# Dataset excerpts

▬▬▬

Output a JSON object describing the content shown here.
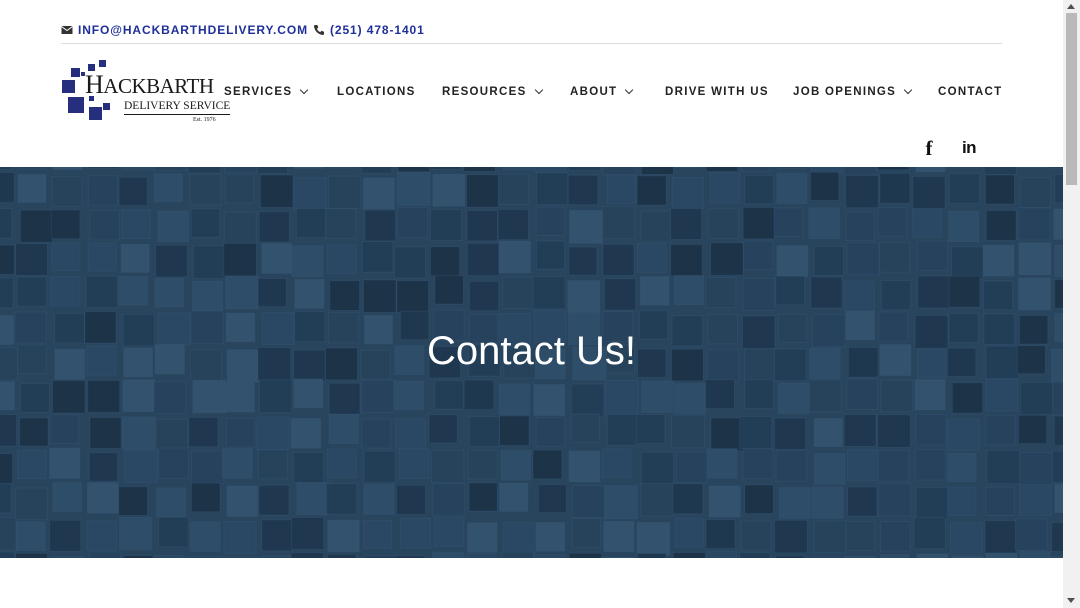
{
  "topbar": {
    "email": "INFO@HACKBARTHDELIVERY.COM",
    "phone": "(251) 478-1401",
    "email_icon": "envelope-icon",
    "phone_icon": "phone-icon"
  },
  "logo": {
    "name_initial": "H",
    "name_rest": "ACKBARTH",
    "subtitle": "DELIVERY SERVICE",
    "established": "Est. 1976"
  },
  "nav": {
    "items": [
      {
        "label": "SERVICES",
        "has_dropdown": true
      },
      {
        "label": "LOCATIONS",
        "has_dropdown": false
      },
      {
        "label": "RESOURCES",
        "has_dropdown": true
      },
      {
        "label": "ABOUT",
        "has_dropdown": true
      },
      {
        "label": "DRIVE WITH US",
        "has_dropdown": false
      },
      {
        "label": "JOB OPENINGS",
        "has_dropdown": true
      },
      {
        "label": "CONTACT",
        "has_dropdown": false
      }
    ]
  },
  "social": {
    "facebook_glyph": "f",
    "linkedin_glyph": "in",
    "facebook_icon": "facebook-icon",
    "linkedin_icon": "linkedin-icon"
  },
  "hero": {
    "title": "Contact Us!"
  },
  "colors": {
    "brand_blue": "#1f2f9a",
    "logo_square": "#252f7d",
    "hero_base": "#2d4a63",
    "nav_text": "#222222"
  }
}
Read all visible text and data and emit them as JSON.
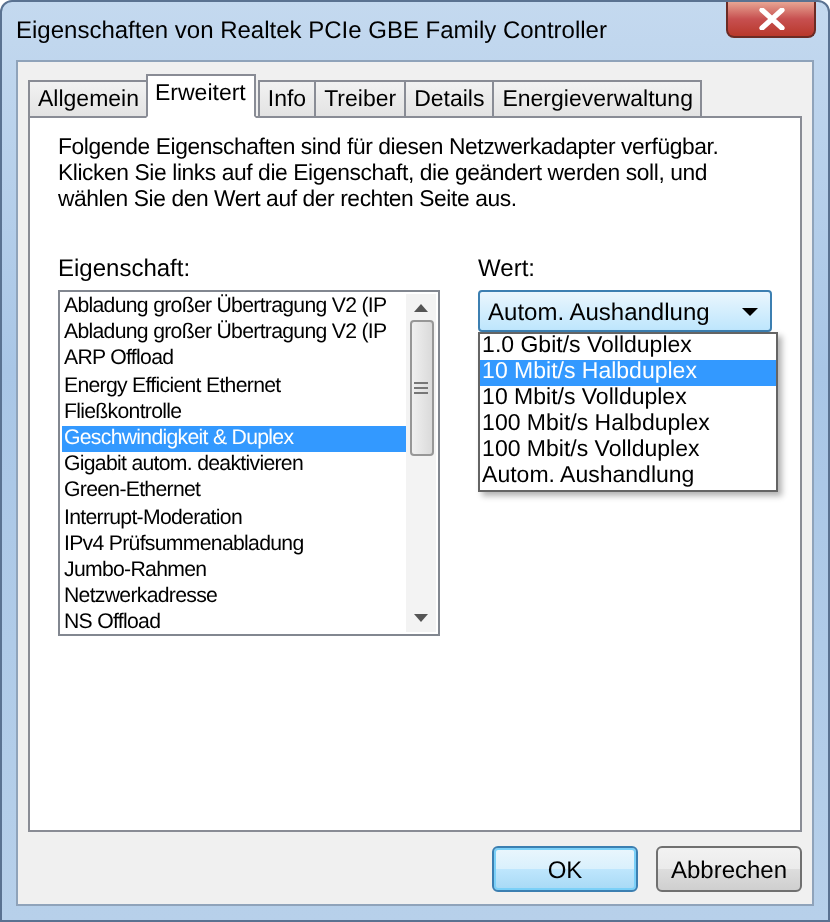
{
  "window": {
    "title": "Eigenschaften von Realtek PCIe GBE Family Controller"
  },
  "tabs": [
    {
      "label": "Allgemein",
      "selected": false
    },
    {
      "label": "Erweitert",
      "selected": true
    },
    {
      "label": "Info",
      "selected": false
    },
    {
      "label": "Treiber",
      "selected": false
    },
    {
      "label": "Details",
      "selected": false
    },
    {
      "label": "Energieverwaltung",
      "selected": false
    }
  ],
  "description": "Folgende Eigenschaften sind für diesen Netzwerkadapter verfügbar. Klicken Sie links auf die Eigenschaft, die geändert werden soll, und wählen Sie den Wert auf der rechten Seite aus.",
  "property_label": "Eigenschaft:",
  "properties": [
    {
      "label": "Abladung großer Übertragung V2 (IP",
      "selected": false
    },
    {
      "label": "Abladung großer Übertragung V2 (IP",
      "selected": false
    },
    {
      "label": "ARP Offload",
      "selected": false
    },
    {
      "label": "Energy Efficient Ethernet",
      "selected": false
    },
    {
      "label": "Fließkontrolle",
      "selected": false
    },
    {
      "label": "Geschwindigkeit & Duplex",
      "selected": true
    },
    {
      "label": "Gigabit autom. deaktivieren",
      "selected": false
    },
    {
      "label": "Green-Ethernet",
      "selected": false
    },
    {
      "label": "Interrupt-Moderation",
      "selected": false
    },
    {
      "label": "IPv4 Prüfsummenabladung",
      "selected": false
    },
    {
      "label": "Jumbo-Rahmen",
      "selected": false
    },
    {
      "label": "Netzwerkadresse",
      "selected": false
    },
    {
      "label": "NS Offload",
      "selected": false
    }
  ],
  "value_label": "Wert:",
  "value_dropdown": {
    "value": "Autom. Aushandlung",
    "expanded": true,
    "options": [
      {
        "label": "1.0 Gbit/s Vollduplex",
        "highlighted": false
      },
      {
        "label": "10 Mbit/s Halbduplex",
        "highlighted": true
      },
      {
        "label": "10 Mbit/s Vollduplex",
        "highlighted": false
      },
      {
        "label": "100 Mbit/s Halbduplex",
        "highlighted": false
      },
      {
        "label": "100 Mbit/s Vollduplex",
        "highlighted": false
      },
      {
        "label": "Autom. Aushandlung",
        "highlighted": false
      }
    ]
  },
  "buttons": [
    {
      "label": "OK",
      "default": true
    },
    {
      "label": "Abbrechen",
      "default": false
    }
  ]
}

▬▬▬

# Written request
From the data above, copy each line where the string "icon" appears.

# Written response
    "email_icon": "envelope-icon",
    "phone_icon": "phone-icon"
    "facebook_icon": "facebook-icon",
    "linkedin_icon": "linkedin-icon"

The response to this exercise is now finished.